— Instruction —
Rewrite the records from the first line up to and including the line with "top-tabs: Numbers Extensions", replacing "Payments" with "Billing" and leaving everything else the same.

Excerpt from a dataset
[START]
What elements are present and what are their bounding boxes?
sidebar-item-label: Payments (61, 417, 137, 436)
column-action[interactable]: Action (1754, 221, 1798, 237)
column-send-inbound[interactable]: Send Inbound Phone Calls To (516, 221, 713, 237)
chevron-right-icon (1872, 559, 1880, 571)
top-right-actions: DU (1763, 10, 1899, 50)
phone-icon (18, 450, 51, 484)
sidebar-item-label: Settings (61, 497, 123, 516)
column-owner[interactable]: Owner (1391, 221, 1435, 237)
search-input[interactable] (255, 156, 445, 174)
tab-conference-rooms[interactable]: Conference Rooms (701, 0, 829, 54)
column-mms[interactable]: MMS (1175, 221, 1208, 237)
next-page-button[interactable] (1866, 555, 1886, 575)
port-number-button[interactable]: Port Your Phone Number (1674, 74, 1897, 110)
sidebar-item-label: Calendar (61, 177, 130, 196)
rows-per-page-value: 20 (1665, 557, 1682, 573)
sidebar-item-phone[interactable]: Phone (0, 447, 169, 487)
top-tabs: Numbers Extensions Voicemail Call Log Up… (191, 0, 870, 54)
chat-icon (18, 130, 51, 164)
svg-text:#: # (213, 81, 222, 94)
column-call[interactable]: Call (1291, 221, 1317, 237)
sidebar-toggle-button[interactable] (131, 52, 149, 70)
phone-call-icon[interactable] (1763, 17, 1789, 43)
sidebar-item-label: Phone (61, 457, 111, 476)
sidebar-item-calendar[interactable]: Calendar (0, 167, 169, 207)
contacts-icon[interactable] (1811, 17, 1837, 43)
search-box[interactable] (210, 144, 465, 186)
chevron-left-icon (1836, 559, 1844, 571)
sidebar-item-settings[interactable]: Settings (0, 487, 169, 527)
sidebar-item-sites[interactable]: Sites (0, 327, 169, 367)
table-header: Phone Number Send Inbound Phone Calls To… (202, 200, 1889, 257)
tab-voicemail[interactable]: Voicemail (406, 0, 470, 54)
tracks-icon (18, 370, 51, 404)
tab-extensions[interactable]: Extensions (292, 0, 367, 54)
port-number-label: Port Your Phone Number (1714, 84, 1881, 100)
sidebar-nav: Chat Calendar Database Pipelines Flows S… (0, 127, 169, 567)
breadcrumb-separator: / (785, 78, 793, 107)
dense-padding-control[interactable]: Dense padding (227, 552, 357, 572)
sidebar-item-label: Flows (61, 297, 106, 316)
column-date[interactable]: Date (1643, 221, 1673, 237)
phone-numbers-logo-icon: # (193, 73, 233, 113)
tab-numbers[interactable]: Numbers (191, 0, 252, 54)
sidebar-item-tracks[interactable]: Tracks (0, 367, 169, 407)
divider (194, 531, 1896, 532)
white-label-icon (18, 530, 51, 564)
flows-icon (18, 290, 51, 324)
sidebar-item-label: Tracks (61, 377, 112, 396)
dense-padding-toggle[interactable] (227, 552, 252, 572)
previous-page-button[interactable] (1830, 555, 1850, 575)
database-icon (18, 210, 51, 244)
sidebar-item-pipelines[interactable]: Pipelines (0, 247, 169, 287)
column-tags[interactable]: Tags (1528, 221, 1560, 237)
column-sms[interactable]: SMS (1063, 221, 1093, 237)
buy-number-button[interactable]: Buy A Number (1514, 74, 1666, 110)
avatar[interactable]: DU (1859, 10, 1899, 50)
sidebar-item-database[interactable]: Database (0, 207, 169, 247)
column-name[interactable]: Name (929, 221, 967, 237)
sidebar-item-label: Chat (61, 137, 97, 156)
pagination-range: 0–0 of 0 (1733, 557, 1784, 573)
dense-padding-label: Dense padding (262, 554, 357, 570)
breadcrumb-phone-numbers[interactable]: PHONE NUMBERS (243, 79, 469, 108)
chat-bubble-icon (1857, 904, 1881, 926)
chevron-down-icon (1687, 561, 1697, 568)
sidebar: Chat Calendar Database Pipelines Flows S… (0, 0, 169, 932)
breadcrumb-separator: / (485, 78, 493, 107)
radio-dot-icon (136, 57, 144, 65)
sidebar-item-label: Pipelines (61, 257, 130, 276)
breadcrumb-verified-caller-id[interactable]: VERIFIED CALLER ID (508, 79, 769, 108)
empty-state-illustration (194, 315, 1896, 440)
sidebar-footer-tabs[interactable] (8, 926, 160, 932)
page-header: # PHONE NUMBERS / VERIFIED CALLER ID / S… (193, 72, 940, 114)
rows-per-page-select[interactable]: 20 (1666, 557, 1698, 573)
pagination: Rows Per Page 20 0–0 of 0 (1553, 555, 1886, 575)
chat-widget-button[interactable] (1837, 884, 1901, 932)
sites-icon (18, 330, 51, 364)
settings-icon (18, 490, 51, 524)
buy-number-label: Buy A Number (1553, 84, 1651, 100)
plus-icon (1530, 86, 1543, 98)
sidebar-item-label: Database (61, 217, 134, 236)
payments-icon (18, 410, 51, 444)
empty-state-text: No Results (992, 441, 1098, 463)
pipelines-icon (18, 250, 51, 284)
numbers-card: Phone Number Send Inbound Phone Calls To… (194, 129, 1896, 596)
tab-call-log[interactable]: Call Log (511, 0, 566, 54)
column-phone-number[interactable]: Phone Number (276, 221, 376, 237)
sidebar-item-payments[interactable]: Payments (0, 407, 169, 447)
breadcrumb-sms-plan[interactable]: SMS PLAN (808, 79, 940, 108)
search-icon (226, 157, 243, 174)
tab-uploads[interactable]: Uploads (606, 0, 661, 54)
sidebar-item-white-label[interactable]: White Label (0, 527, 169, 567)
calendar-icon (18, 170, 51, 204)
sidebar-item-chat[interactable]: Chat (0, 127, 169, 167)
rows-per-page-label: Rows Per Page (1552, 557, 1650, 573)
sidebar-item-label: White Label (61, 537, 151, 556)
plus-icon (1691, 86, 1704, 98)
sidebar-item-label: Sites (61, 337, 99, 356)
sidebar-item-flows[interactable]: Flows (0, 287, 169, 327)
[END]
— Full answer —
What elements are present and what are their bounding boxes?
sidebar-item-label: Billing (61, 417, 137, 436)
column-action[interactable]: Action (1754, 221, 1798, 237)
column-send-inbound[interactable]: Send Inbound Phone Calls To (516, 221, 713, 237)
chevron-right-icon (1872, 559, 1880, 571)
top-right-actions: DU (1763, 10, 1899, 50)
phone-icon (18, 450, 51, 484)
sidebar-item-label: Settings (61, 497, 123, 516)
column-owner[interactable]: Owner (1391, 221, 1435, 237)
search-input[interactable] (255, 156, 445, 174)
tab-conference-rooms[interactable]: Conference Rooms (701, 0, 829, 54)
column-mms[interactable]: MMS (1175, 221, 1208, 237)
next-page-button[interactable] (1866, 555, 1886, 575)
port-number-button[interactable]: Port Your Phone Number (1674, 74, 1897, 110)
sidebar-item-label: Calendar (61, 177, 130, 196)
rows-per-page-value: 20 (1665, 557, 1682, 573)
sidebar-item-phone[interactable]: Phone (0, 447, 169, 487)
top-tabs: Numbers Extensions Voicemail Call Log Up… (191, 0, 870, 54)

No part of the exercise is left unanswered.